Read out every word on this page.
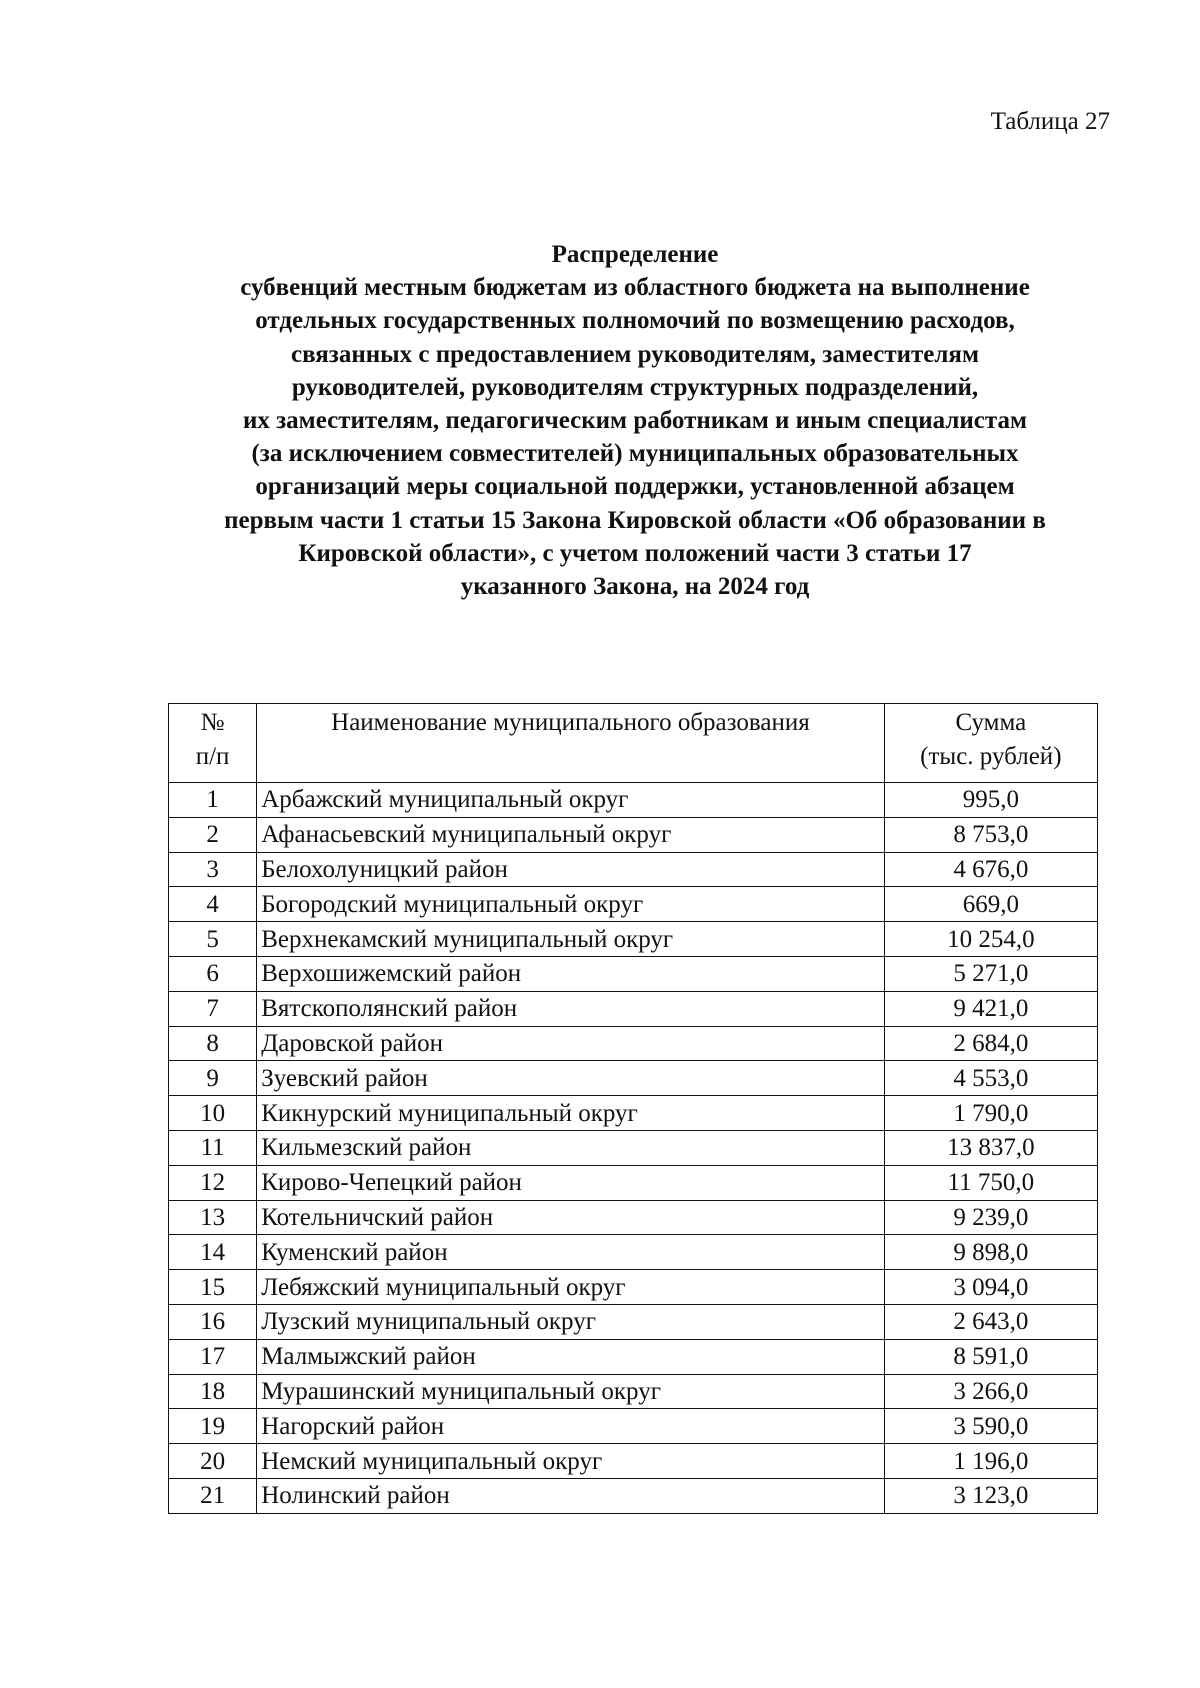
Таблица 27
Распределение
субвенций местным бюджетам из областного бюджета на выполнение
отдельных государственных полномочий по возмещению расходов,
связанных с предоставлением руководителям, заместителям
руководителей, руководителям структурных подразделений,
их заместителям, педагогическим работникам и иным специалистам
(за исключением совместителей) муниципальных образовательных
организаций меры социальной поддержки, установленной абзацем
первым части 1 статьи 15 Закона Кировской области «Об образовании в
Кировской области», с учетом положений части 3 статьи 17
указанного Закона, на 2024 год
№
п/п	Наименование муниципального образования	Сумма
(тыс. рублей)

1	Арбажский муниципальный округ	995,0
2	Афанасьевский муниципальный округ	8 753,0
3	Белохолуницкий район	4 676,0
4	Богородский муниципальный округ	669,0
5	Верхнекамский муниципальный округ	10 254,0
6	Верхошижемский район	5 271,0
7	Вятскополянский район	9 421,0
8	Даровской район	2 684,0
9	Зуевский район	4 553,0
10	Кикнурский муниципальный округ	1 790,0
11	Кильмезский район	13 837,0
12	Кирово-Чепецкий район	11 750,0
13	Котельничский район	9 239,0
14	Куменский район	9 898,0
15	Лебяжский муниципальный округ	3 094,0
16	Лузский муниципальный округ	2 643,0
17	Малмыжский район	8 591,0
18	Мурашинский муниципальный округ	3 266,0
19	Нагорский район	3 590,0
20	Немский муниципальный округ	1 196,0
21	Нолинский район	3 123,0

### Exercise details
Looking at the data above, how many lines hold the word "статьи"? Respond with the number alone.

### Task response
2